• _PROBLEM REQUIREMENTS_
Using the records provided below, locate and copy each line that contains the word "religions".
* Start INPUT DATA *
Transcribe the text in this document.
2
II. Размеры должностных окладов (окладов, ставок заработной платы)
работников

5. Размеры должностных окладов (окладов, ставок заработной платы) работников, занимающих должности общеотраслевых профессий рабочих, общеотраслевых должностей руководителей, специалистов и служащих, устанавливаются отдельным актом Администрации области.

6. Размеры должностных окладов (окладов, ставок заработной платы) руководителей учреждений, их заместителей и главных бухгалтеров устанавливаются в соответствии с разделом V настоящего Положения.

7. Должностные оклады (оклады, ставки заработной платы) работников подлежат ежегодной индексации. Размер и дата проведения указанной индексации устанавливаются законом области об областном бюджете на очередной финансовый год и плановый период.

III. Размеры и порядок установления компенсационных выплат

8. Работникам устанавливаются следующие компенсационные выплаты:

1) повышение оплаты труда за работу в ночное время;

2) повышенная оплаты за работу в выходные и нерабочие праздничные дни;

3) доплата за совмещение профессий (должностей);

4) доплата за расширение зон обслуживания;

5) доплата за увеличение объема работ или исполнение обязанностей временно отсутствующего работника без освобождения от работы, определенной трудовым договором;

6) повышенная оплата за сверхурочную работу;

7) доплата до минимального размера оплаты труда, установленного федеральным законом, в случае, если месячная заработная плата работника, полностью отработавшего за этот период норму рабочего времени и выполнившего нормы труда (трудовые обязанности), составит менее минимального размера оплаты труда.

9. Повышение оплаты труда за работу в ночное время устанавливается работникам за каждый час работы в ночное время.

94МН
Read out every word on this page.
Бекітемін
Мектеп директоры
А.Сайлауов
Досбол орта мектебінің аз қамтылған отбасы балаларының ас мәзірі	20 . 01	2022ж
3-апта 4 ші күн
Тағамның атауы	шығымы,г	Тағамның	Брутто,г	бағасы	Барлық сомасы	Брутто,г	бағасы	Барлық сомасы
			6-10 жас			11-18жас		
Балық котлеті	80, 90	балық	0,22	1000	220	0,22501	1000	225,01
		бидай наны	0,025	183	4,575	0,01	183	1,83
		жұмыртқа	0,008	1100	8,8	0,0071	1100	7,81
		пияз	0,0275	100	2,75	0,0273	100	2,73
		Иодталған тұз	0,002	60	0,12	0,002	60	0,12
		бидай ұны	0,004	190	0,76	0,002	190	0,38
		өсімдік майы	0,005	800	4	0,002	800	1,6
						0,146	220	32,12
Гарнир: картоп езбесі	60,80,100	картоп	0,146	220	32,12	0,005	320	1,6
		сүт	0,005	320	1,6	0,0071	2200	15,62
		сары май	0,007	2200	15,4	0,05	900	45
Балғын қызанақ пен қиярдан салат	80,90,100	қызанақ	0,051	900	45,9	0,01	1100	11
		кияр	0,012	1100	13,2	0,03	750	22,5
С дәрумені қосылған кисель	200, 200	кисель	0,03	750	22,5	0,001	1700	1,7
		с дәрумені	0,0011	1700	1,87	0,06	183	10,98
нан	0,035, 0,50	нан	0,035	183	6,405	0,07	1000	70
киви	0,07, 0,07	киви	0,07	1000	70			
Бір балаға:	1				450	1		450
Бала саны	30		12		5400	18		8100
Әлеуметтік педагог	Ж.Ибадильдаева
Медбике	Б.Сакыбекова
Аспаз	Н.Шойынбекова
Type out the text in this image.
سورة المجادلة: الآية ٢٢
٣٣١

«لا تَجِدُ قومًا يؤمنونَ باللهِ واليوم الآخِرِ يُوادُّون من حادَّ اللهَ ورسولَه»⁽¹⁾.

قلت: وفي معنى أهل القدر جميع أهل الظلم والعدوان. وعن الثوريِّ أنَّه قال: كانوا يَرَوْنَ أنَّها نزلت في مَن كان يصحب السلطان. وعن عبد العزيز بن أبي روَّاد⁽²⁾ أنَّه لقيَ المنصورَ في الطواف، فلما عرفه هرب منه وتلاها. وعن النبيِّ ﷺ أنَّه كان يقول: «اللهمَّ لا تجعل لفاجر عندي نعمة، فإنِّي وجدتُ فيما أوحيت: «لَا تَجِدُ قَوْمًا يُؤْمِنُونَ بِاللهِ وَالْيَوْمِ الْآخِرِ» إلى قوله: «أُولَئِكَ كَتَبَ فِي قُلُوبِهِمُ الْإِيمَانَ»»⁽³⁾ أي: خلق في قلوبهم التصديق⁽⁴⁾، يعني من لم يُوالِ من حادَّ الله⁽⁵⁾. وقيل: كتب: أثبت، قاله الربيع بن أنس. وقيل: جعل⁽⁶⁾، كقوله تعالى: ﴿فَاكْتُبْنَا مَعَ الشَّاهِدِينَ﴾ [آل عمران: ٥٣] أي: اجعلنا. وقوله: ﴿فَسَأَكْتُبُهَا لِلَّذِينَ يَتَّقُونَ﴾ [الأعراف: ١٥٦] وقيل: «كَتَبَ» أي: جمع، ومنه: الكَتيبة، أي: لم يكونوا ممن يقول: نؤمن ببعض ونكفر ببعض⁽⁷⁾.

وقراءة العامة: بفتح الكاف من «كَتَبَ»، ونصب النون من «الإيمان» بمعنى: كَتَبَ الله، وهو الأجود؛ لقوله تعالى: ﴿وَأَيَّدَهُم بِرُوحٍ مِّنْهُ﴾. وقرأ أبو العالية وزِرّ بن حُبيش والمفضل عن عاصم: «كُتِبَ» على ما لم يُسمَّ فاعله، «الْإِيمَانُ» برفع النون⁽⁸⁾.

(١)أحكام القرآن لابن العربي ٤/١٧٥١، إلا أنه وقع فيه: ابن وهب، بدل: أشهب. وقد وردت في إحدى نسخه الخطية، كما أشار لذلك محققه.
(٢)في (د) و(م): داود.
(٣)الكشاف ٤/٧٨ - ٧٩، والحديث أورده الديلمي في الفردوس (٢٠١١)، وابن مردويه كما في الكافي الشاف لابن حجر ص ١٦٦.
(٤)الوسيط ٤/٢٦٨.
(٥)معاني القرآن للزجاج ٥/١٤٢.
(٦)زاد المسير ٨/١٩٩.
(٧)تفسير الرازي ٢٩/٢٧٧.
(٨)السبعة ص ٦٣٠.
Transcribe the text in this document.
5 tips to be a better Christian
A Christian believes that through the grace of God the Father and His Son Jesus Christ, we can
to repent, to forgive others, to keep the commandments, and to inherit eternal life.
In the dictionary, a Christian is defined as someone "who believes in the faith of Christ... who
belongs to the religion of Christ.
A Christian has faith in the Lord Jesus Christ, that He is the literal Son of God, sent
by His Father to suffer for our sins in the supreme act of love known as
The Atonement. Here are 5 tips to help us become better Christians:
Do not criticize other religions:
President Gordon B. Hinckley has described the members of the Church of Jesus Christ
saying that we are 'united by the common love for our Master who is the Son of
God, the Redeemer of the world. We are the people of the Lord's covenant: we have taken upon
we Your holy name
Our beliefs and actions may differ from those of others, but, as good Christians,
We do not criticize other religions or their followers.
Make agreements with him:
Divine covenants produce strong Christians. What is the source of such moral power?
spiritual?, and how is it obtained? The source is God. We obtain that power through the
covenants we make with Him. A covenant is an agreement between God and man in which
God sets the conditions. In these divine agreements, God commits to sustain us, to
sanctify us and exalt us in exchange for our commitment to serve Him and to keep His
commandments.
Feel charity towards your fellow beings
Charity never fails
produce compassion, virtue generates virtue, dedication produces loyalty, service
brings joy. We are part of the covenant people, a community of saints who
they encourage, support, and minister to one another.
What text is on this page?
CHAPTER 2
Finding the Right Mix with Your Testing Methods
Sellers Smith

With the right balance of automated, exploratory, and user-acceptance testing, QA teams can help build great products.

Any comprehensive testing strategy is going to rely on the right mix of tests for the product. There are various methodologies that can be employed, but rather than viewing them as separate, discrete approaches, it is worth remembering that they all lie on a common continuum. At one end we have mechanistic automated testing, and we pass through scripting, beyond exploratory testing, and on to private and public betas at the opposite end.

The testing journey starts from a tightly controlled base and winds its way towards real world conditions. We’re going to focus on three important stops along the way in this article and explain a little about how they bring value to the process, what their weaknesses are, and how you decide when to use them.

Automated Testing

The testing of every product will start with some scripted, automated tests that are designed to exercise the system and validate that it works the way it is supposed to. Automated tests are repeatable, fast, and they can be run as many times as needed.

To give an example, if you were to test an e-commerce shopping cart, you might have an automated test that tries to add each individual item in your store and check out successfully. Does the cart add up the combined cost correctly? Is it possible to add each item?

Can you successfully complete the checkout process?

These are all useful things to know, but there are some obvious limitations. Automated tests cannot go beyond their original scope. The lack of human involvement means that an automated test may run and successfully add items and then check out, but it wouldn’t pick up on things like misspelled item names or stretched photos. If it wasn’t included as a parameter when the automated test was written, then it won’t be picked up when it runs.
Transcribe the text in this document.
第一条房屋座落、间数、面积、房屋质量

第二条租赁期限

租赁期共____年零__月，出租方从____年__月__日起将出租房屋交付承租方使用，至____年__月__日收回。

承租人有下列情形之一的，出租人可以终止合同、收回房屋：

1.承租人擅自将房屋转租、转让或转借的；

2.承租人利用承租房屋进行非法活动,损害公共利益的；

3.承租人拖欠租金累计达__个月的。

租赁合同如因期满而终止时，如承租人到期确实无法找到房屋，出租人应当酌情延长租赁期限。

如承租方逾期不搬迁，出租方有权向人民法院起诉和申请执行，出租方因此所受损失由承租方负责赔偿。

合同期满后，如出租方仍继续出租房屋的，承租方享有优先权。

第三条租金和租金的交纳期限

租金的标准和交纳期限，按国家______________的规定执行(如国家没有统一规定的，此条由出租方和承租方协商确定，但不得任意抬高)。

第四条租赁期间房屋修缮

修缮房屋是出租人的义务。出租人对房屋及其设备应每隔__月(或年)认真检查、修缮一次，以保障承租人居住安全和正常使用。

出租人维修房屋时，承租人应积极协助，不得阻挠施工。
* End INPUT DATA *
• _OUTPUT BELOW_
Do not criticize other religions:
We do not criticize other religions or their followers.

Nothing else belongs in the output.